=== Short problem ===
Reproduce the listing below exactly, minus its pictures.

=== Records supplied ===
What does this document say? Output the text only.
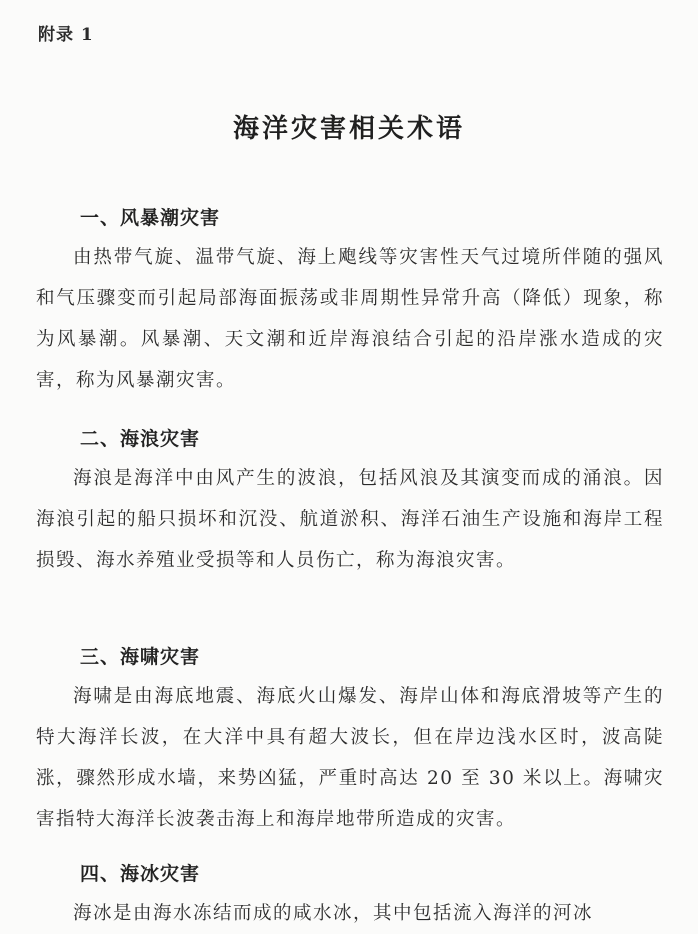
附录 1
海洋灾害相关术语
一、风暴潮灾害
由热带气旋、温带气旋、海上飑线等灾害性天气过境所伴随的强风和气压骤变而引起局部海面振荡或非周期性异常升高（降低）现象，称为风暴潮。风暴潮、天文潮和近岸海浪结合引起的沿岸涨水造成的灾害，称为风暴潮灾害。
二、海浪灾害
海浪是海洋中由风产生的波浪，包括风浪及其演变而成的涌浪。因海浪引起的船只损坏和沉没、航道淤积、海洋石油生产设施和海岸工程损毁、海水养殖业受损等和人员伤亡，称为海浪灾害。
三、海啸灾害
海啸是由海底地震、海底火山爆发、海岸山体和海底滑坡等产生的特大海洋长波，在大洋中具有超大波长，但在岸边浅水区时，波高陡涨，骤然形成水墙，来势凶猛，严重时高达 20 至 30 米以上。海啸灾害指特大海洋长波袭击海上和海岸地带所造成的灾害。
四、海冰灾害
海冰是由海水冻结而成的咸水冰，其中包括流入海洋的河冰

=== Written answer ===
What does this document say? Output the text only.
附录 1
海洋灾害相关术语
一、风暴潮灾害
由热带气旋、温带气旋、海上飑线等灾害性天气过境所伴随的强风和气压骤变而引起局部海面振荡或非周期性异常升高（降低）现象，称为风暴潮。风暴潮、天文潮和近岸海浪结合引起的沿岸涨水造成的灾害，称为风暴潮灾害。
二、海浪灾害
海浪是海洋中由风产生的波浪，包括风浪及其演变而成的涌浪。因海浪引起的船只损坏和沉没、航道淤积、海洋石油生产设施和海岸工程损毁、海水养殖业受损等和人员伤亡，称为海浪灾害。
三、海啸灾害
海啸是由海底地震、海底火山爆发、海岸山体和海底滑坡等产生的特大海洋长波，在大洋中具有超大波长，但在岸边浅水区时，波高陡涨，骤然形成水墙，来势凶猛，严重时高达 20 至 30 米以上。海啸灾害指特大海洋长波袭击海上和海岸地带所造成的灾害。
四、海冰灾害
海冰是由海水冻结而成的咸水冰，其中包括流入海洋的河冰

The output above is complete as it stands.